Extract the lines of the listing from the start of the records through the line that contains "- option-text: 义务大于权利: [180, 665, 259, 680]", including both ends, and repeat them without any changes.

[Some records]
☆ ☆ ☆

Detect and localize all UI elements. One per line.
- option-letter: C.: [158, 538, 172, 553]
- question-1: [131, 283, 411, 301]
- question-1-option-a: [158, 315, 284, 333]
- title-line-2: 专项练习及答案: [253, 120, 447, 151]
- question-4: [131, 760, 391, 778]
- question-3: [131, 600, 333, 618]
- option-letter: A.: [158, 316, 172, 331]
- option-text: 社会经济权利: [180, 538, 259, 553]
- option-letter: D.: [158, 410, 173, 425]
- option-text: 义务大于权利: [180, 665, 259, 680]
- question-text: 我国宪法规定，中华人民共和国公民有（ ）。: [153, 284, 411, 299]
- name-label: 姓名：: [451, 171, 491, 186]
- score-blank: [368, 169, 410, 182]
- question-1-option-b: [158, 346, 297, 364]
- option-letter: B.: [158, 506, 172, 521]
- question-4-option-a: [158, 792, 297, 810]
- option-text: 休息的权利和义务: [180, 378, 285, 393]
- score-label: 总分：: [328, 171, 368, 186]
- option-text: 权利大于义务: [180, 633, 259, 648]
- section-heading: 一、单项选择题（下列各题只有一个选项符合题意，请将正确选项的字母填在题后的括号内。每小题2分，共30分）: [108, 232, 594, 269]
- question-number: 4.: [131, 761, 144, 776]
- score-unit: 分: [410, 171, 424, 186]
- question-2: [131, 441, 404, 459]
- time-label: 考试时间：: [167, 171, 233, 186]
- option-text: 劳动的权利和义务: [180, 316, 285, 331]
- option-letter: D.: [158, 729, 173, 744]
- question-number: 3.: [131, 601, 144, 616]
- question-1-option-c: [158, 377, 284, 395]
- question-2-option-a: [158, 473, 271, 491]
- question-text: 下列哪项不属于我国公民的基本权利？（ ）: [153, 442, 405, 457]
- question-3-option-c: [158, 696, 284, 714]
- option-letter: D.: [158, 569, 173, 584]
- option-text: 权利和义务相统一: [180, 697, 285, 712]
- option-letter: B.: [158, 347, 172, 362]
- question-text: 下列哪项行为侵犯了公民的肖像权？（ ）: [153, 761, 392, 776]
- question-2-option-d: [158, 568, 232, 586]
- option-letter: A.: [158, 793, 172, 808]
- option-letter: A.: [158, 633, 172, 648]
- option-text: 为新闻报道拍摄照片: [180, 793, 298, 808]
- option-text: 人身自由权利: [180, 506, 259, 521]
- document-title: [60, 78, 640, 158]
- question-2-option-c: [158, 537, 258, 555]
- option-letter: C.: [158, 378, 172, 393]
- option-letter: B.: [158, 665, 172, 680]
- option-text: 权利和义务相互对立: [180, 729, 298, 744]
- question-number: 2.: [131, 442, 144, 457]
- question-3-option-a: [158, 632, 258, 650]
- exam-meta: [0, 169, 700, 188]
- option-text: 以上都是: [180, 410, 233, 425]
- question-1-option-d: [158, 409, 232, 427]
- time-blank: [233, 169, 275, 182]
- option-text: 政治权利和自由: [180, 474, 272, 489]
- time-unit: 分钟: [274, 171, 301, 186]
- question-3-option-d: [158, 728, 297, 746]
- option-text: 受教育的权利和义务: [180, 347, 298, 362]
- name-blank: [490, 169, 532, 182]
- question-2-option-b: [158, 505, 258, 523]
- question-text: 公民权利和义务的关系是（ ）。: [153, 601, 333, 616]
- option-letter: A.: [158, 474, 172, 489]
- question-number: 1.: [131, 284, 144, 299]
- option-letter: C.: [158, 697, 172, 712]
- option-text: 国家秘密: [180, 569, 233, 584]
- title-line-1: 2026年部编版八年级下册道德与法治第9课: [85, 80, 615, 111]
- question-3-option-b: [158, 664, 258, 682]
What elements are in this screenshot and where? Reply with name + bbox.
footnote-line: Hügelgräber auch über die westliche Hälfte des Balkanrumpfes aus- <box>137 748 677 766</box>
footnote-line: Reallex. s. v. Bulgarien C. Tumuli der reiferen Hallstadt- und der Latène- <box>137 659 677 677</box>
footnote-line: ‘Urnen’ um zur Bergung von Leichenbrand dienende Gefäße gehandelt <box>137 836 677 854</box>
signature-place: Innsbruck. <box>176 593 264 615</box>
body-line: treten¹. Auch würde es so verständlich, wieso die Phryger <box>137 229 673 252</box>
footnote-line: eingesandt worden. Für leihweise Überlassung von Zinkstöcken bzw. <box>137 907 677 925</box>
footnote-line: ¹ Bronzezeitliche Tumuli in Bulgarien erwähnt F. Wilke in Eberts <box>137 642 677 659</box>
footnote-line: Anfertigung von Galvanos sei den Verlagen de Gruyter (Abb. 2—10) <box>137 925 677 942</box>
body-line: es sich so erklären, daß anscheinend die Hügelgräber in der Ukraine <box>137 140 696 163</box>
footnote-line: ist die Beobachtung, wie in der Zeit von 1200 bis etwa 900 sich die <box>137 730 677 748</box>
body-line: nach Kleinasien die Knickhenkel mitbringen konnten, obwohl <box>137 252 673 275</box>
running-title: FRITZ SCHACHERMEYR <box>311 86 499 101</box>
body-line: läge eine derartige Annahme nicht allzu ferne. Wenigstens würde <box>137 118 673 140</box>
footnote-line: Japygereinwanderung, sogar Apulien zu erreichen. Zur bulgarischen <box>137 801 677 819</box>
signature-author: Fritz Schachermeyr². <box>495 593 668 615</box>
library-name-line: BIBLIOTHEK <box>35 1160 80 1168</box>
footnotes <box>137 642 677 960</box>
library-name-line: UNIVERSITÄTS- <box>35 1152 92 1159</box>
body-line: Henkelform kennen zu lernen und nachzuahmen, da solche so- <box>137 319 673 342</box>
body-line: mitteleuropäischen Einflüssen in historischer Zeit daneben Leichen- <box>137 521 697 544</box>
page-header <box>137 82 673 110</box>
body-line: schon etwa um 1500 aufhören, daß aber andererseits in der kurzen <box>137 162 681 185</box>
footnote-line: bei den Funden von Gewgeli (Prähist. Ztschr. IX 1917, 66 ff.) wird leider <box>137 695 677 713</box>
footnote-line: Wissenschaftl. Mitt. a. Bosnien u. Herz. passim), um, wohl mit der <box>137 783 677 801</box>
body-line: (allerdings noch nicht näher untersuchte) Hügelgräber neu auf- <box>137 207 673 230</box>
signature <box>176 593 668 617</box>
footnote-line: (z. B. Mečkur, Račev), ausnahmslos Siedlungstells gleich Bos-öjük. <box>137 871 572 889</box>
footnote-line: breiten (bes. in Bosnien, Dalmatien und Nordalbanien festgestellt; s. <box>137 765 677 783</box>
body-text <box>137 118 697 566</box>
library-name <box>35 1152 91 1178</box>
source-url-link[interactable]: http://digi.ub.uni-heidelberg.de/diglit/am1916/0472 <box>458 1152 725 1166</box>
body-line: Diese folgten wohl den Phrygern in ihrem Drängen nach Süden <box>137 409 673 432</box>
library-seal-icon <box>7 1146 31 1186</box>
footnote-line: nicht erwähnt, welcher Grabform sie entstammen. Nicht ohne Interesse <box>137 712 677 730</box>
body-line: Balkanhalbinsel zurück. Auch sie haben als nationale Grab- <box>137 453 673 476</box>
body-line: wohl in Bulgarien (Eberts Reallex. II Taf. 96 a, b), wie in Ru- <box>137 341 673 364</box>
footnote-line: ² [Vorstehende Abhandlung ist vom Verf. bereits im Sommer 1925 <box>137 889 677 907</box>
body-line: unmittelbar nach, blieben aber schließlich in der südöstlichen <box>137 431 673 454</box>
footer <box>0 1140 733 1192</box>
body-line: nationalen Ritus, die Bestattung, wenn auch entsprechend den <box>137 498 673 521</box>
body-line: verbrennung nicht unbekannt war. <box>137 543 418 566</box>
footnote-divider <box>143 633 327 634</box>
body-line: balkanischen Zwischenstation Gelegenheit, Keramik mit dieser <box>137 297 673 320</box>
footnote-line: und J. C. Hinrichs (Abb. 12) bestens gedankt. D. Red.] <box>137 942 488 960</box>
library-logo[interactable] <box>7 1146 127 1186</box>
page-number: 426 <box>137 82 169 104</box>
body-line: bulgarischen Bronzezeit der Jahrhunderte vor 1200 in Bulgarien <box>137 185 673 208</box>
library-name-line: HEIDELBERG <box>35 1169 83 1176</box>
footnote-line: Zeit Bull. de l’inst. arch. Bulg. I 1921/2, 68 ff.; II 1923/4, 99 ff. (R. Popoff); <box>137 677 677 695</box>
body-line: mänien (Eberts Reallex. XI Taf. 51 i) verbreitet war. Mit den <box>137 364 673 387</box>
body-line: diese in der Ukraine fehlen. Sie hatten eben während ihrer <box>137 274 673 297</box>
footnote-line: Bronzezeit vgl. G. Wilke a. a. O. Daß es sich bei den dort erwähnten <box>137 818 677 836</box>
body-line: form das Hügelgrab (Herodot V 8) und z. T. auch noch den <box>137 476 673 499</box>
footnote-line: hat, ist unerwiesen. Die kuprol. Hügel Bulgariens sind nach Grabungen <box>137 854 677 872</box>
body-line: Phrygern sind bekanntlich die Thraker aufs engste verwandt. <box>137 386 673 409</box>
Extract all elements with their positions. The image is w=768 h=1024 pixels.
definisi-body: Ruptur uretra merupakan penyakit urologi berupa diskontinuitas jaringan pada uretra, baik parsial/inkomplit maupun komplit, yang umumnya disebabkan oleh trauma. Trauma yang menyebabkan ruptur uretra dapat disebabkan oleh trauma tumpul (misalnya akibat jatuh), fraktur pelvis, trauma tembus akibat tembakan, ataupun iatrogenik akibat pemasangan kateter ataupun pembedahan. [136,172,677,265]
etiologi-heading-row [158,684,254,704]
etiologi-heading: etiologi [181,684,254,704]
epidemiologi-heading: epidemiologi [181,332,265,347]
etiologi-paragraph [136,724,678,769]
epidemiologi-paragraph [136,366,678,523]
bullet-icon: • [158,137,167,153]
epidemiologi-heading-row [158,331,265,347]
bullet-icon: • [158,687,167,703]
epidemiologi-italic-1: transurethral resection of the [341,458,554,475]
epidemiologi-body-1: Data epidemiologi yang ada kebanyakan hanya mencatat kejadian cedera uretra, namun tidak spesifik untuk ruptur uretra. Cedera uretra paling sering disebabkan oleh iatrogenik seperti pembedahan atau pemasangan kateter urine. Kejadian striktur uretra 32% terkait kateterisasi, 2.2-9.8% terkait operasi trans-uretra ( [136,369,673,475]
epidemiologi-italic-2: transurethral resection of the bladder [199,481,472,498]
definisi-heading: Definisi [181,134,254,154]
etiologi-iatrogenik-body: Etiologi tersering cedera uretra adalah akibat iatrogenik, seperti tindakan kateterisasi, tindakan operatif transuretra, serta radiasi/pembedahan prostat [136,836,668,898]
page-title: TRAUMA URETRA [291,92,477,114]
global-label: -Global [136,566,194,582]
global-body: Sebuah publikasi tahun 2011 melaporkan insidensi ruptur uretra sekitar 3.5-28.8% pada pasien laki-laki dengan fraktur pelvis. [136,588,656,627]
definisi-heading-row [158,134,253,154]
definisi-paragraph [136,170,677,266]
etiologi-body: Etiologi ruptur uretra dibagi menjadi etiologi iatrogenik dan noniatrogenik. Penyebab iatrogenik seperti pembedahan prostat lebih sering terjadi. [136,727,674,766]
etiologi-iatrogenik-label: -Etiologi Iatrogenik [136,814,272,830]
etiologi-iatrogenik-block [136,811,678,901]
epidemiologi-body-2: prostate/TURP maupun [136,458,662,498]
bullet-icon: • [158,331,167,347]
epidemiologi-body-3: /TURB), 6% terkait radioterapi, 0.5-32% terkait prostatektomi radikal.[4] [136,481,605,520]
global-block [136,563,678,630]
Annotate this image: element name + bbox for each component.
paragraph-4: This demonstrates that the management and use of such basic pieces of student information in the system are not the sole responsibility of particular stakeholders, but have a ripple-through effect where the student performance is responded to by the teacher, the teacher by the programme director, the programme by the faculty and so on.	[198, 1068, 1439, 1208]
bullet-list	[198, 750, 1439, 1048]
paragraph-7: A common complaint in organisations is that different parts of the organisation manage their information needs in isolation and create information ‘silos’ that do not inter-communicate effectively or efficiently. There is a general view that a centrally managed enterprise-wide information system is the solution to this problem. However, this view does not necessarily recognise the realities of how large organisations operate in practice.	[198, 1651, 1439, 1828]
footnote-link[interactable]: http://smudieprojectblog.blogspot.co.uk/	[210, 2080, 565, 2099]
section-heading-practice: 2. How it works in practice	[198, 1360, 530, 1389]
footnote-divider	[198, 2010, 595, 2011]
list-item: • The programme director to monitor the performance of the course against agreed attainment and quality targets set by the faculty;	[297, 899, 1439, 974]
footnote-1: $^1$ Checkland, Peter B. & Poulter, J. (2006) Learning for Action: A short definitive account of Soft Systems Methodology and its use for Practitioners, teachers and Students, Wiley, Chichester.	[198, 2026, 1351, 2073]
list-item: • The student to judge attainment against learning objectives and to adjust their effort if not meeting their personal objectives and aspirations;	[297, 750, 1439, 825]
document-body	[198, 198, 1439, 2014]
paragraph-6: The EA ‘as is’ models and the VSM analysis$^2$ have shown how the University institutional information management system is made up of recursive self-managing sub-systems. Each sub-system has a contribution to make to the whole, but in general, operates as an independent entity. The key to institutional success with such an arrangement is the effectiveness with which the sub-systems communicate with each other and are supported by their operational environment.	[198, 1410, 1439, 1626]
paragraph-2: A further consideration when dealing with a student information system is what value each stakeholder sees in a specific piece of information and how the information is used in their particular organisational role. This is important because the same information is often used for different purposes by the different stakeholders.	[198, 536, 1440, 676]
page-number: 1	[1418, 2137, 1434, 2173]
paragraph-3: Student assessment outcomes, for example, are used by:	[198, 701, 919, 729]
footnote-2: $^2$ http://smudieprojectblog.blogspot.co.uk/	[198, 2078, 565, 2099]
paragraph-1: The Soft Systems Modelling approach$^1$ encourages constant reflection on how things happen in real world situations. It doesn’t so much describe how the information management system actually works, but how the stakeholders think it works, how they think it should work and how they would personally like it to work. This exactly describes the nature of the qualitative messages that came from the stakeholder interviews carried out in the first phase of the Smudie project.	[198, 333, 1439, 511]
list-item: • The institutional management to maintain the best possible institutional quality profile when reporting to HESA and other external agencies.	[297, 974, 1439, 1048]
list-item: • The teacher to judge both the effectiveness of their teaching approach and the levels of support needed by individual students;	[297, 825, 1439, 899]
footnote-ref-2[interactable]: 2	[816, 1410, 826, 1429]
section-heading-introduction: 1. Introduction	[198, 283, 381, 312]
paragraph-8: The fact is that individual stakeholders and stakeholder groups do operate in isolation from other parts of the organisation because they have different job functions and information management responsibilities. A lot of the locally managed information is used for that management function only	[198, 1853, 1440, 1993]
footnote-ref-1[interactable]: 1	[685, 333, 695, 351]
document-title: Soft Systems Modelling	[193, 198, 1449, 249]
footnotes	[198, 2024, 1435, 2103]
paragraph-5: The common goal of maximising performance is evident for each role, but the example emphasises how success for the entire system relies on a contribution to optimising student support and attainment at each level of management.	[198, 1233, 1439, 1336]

☆ ☆ ☆

■ Written reply:
Detect and localize all UI elements. One per line.
- option-letter: C.: [158, 538, 172, 553]
- question-1: [131, 283, 411, 301]
- question-1-option-a: [158, 315, 284, 333]
- title-line-2: 专项练习及答案: [253, 120, 447, 151]
- question-4: [131, 760, 391, 778]
- question-3: [131, 600, 333, 618]
- option-letter: A.: [158, 316, 172, 331]
- option-text: 社会经济权利: [180, 538, 259, 553]
- option-letter: D.: [158, 410, 173, 425]
- option-text: 义务大于权利: [180, 665, 259, 680]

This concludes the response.